*Short task*
Reproduce the rows below word for word, beginning at the first line and stopping after the line that contains "Extract all elements". Leave the pictures out.

********************

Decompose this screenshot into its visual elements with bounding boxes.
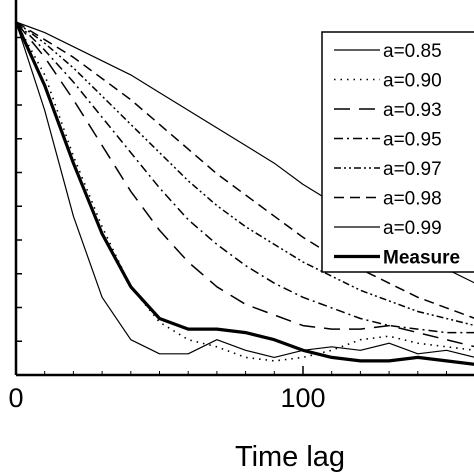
- legend-label: a=0.93: [383, 100, 442, 121]
- legend-label: a=0.98: [383, 189, 442, 210]
- series-line-a-0-98: [15, 21, 474, 319]
- plot-frame: [14, 0, 474, 377]
- legend-label: Measure: [383, 248, 460, 269]
- series-line-a-0-93: [15, 21, 474, 348]
- legend-label: a=0.95: [383, 130, 442, 151]
- legend-label: a=0.97: [383, 159, 442, 180]
- legend-label: a=0.85: [383, 41, 442, 62]
- series-line-measure: [14, 21, 474, 366]
- x-tick-label: 0: [8, 383, 23, 413]
- legend-entries: a=0.85 a=0.90 a=0.93 a=0.95 a=0.97 a=0.98 a=0.…: [334, 41, 460, 269]
- series-line-a-0-90: [15, 21, 474, 362]
- x-ticks: [15, 366, 447, 375]
- series-line-a-0-85: [15, 21, 474, 358]
- x-tick-labels: 0100200300: [8, 383, 325, 413]
- x-axis-title: Time lag: [235, 441, 345, 473]
- series-line-a-0-95: [15, 21, 474, 334]
- legend-label: a=0.99: [383, 218, 442, 239]
- x-tick-label: 100: [280, 383, 325, 413]
- legend-box: [321, 31, 474, 273]
- legend: a=0.85 a=0.90 a=0.93 a=0.95 a=0.97 a=0.98 a=0.…: [321, 31, 474, 273]
- legend-label: a=0.90: [383, 71, 442, 92]
- series-line-a-0-97: [15, 21, 474, 327]
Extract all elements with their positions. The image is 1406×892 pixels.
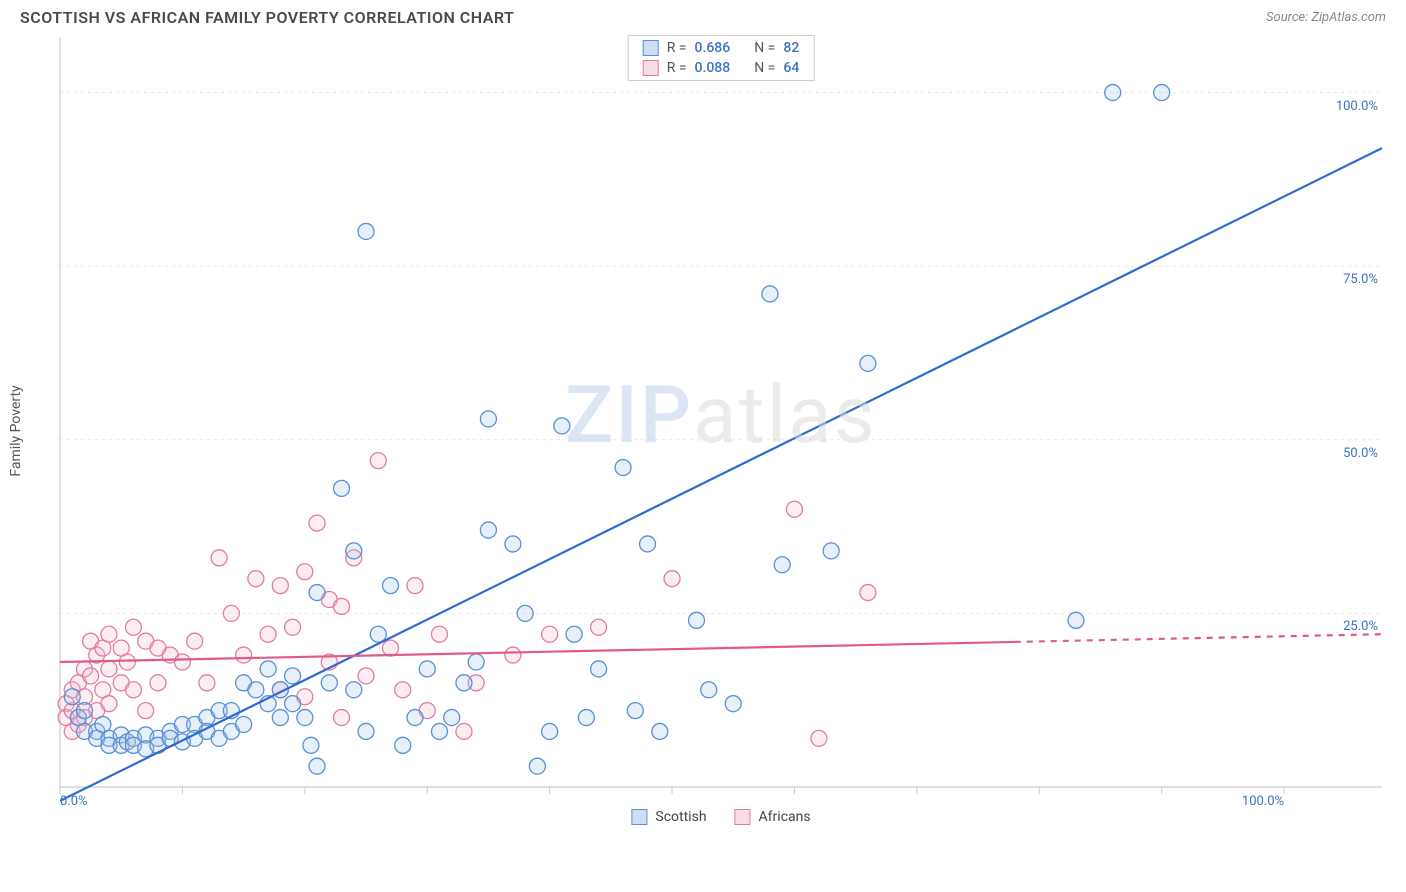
swatch-africans bbox=[735, 809, 751, 825]
n-value-africans: 64 bbox=[783, 60, 799, 76]
series-legend: Scottish Africans bbox=[631, 809, 810, 825]
legend-label-scottish: Scottish bbox=[655, 809, 706, 825]
r-value-africans: 0.088 bbox=[695, 60, 731, 76]
n-label: N = bbox=[754, 40, 775, 56]
y-axis-label: Family Poverty bbox=[8, 385, 24, 476]
scatter-plot bbox=[56, 31, 1386, 831]
stats-legend: R = 0.686 N = 82 R = 0.088 N = 64 bbox=[628, 35, 815, 81]
n-value-scottish: 82 bbox=[783, 40, 799, 56]
swatch-africans bbox=[643, 60, 659, 76]
r-label: R = bbox=[667, 40, 687, 56]
x-tick-label: 0.0% bbox=[60, 794, 88, 809]
legend-label-africans: Africans bbox=[759, 809, 811, 825]
y-tick-label: 75.0% bbox=[1343, 272, 1378, 287]
r-value-scottish: 0.686 bbox=[695, 40, 731, 56]
chart-container: Family Poverty ZIPatlas R = 0.686 N = 82… bbox=[56, 31, 1386, 831]
y-tick-label: 25.0% bbox=[1343, 619, 1378, 634]
y-tick-label: 50.0% bbox=[1343, 446, 1378, 461]
chart-title: SCOTTISH VS AFRICAN FAMILY POVERTY CORRE… bbox=[20, 8, 514, 27]
y-tick-label: 100.0% bbox=[1336, 99, 1378, 114]
swatch-scottish bbox=[643, 40, 659, 56]
swatch-scottish bbox=[631, 809, 647, 825]
legend-item-scottish: Scottish bbox=[631, 809, 706, 825]
x-tick-label: 100.0% bbox=[1242, 794, 1284, 809]
source-label: Source: ZipAtlas.com bbox=[1266, 10, 1386, 25]
r-label: R = bbox=[667, 60, 687, 76]
stats-row-scottish: R = 0.686 N = 82 bbox=[629, 38, 814, 58]
n-label: N = bbox=[754, 60, 775, 76]
stats-row-africans: R = 0.088 N = 64 bbox=[629, 58, 814, 78]
legend-item-africans: Africans bbox=[735, 809, 811, 825]
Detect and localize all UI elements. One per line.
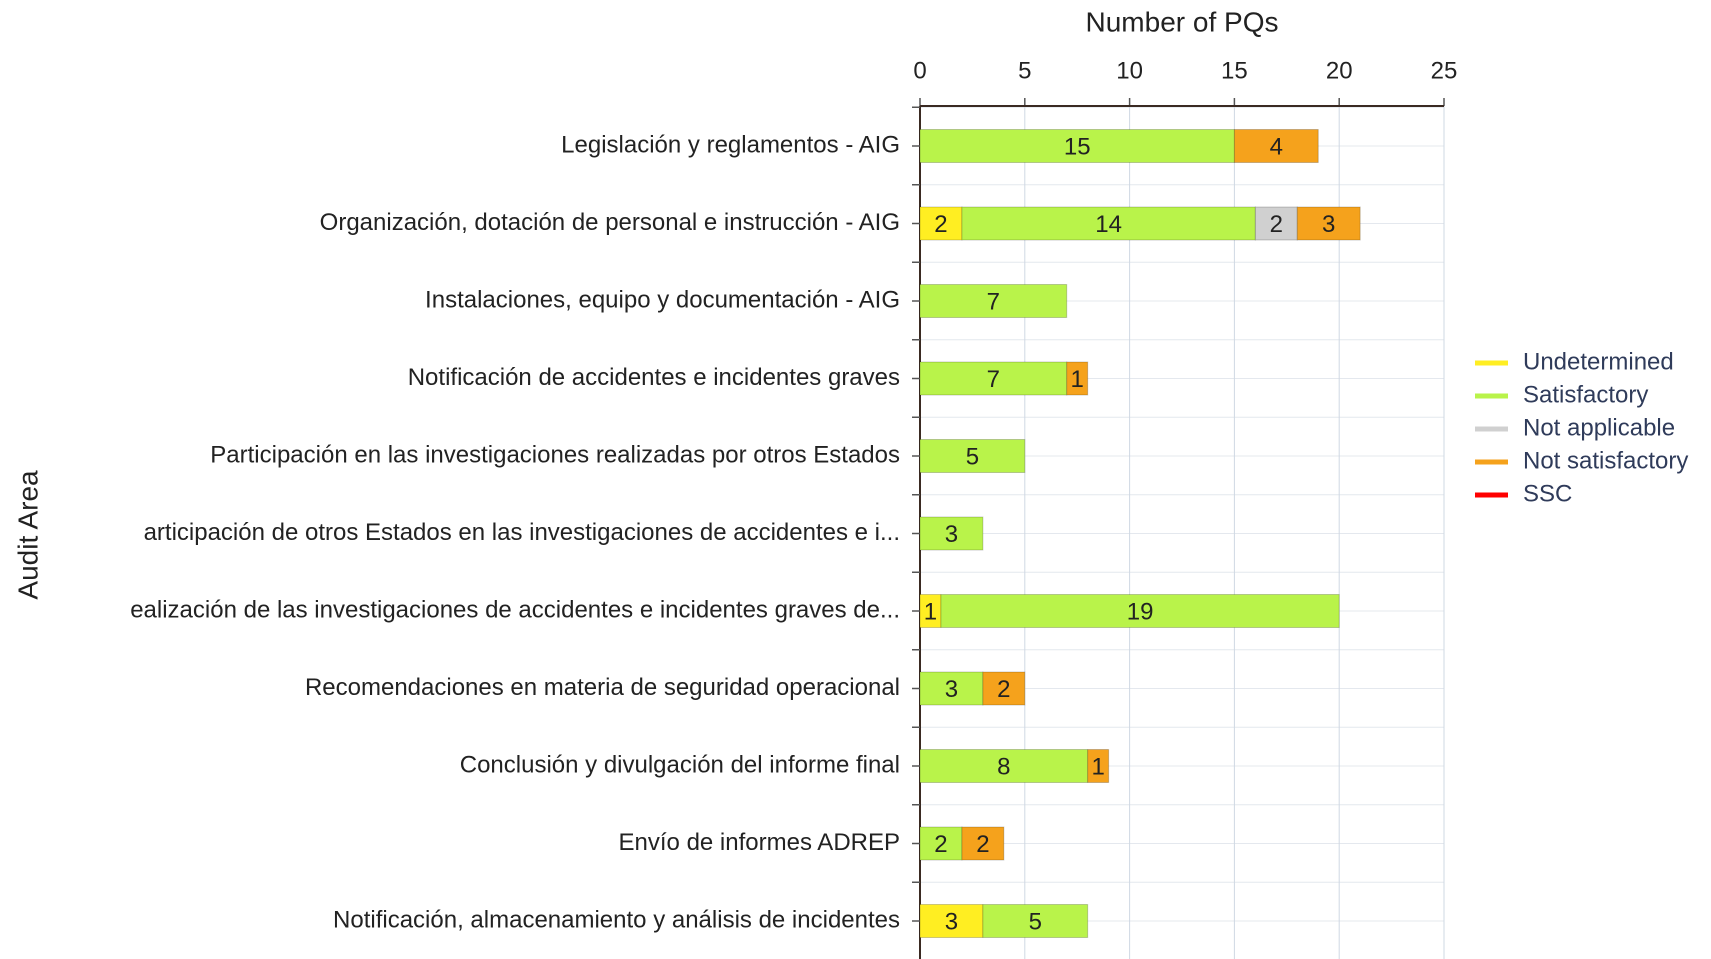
data-label: 7 [987,366,1000,393]
bar-segment [919,516,984,551]
bar-segment [919,129,1235,163]
y-tick-label: Envío de informes ADREP [619,829,900,856]
y-tick-label: Recomendaciones en materia de seguridad … [305,674,900,701]
data-label: 8 [997,753,1010,780]
bar-segment [1087,749,1110,783]
bar-segment [1296,206,1361,241]
data-label: 19 [1127,598,1154,625]
x-tick-label: 20 [1326,57,1353,84]
bar-segment [1066,361,1089,396]
legend-label: Undetermined [1523,348,1674,375]
data-label: 5 [1029,908,1042,935]
bar-segment [919,671,984,706]
bar-segment [940,594,1340,628]
bar-segment [982,904,1089,938]
bar-segment [919,749,1089,783]
data-label: 2 [1270,211,1283,238]
data-label: 2 [934,831,947,858]
y-tick-label: Conclusión y divulgación del informe fin… [460,751,900,778]
legend-label: Satisfactory [1523,381,1648,408]
data-label: 3 [945,908,958,935]
y-tick-label: articipación de otros Estados en las inv… [144,519,900,546]
x-axis-title: Number of PQs [1086,6,1279,37]
bar-segment [982,671,1026,706]
bar-segment [919,361,1068,396]
y-tick-label: Participación en las investigaciones rea… [210,441,900,468]
x-tick-label: 5 [1018,57,1031,84]
bar-segment [1233,129,1319,163]
data-label: 5 [966,443,979,470]
x-tick-label: 25 [1431,57,1458,84]
bar-segment [919,439,1026,473]
y-tick-label: Notificación, almacenamiento y análisis … [333,906,900,933]
bar-segment [961,206,1256,241]
data-label: 3 [945,521,958,548]
x-tick-label: 0 [913,57,926,84]
y-axis-title: Audit Area [12,470,43,600]
data-label: 3 [945,676,958,703]
data-label: 4 [1270,133,1283,160]
bar-segment [961,826,1005,861]
y-tick-label: ealización de las investigaciones de acc… [130,596,900,623]
data-label: 1 [1071,366,1084,393]
data-label: 7 [987,288,1000,315]
bar-segment [919,284,1068,318]
y-tick-label: Organización, dotación de personal e ins… [320,209,900,236]
legend-label: Not applicable [1523,414,1675,441]
x-tick-label: 10 [1116,57,1143,84]
data-label: 15 [1064,133,1091,160]
data-label: 2 [976,831,989,858]
bar-segment [919,904,984,938]
legend-label: SSC [1523,480,1572,507]
y-tick-label: Instalaciones, equipo y documentación - … [425,286,900,313]
data-label: 1 [924,598,937,625]
data-label: 1 [1091,753,1104,780]
legend-label: Not satisfactory [1523,447,1688,474]
y-tick-label: Legislación y reglamentos - AIG [561,131,900,158]
data-label: 14 [1095,211,1122,238]
data-label: 3 [1322,211,1335,238]
data-label: 2 [997,676,1010,703]
data-label: 2 [934,211,947,238]
x-tick-label: 15 [1221,57,1248,84]
y-tick-label: Notificación de accidentes e incidentes … [408,364,900,391]
bar-segment [1254,206,1298,241]
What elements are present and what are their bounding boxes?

********************

*Result of the exercise*
Decompose this screenshot into its visual elements with bounding boxes.
- legend-label: a=0.93: [383, 100, 442, 121]
- legend-label: a=0.98: [383, 189, 442, 210]
- series-line-a-0-98: [15, 21, 474, 319]
- plot-frame: [14, 0, 474, 377]
- legend-label: Measure: [383, 248, 460, 269]
- series-line-a-0-93: [15, 21, 474, 348]
- legend-label: a=0.95: [383, 130, 442, 151]
- legend-label: a=0.97: [383, 159, 442, 180]
- legend-label: a=0.85: [383, 41, 442, 62]
- series-line-measure: [14, 21, 474, 366]
- x-tick-label: 0: [8, 383, 23, 413]
- legend-entries: a=0.85 a=0.90 a=0.93 a=0.95 a=0.97 a=0.98 a=0.…: [334, 41, 460, 269]
- series-line-a-0-90: [15, 21, 474, 362]
- x-ticks: [15, 366, 447, 375]
- series-line-a-0-85: [15, 21, 474, 358]
- x-tick-labels: 0100200300: [8, 383, 325, 413]
- x-axis-title: Time lag: [235, 441, 345, 473]
- series-line-a-0-95: [15, 21, 474, 334]
- legend-label: a=0.99: [383, 218, 442, 239]
- x-tick-label: 100: [280, 383, 325, 413]
- legend-box: [321, 31, 474, 273]
- legend: a=0.85 a=0.90 a=0.93 a=0.95 a=0.97 a=0.98 a=0.…: [321, 31, 474, 273]
- legend-label: a=0.90: [383, 71, 442, 92]
- series-line-a-0-97: [15, 21, 474, 327]
Extract all elements with their positions. The image is 1406×892 pixels.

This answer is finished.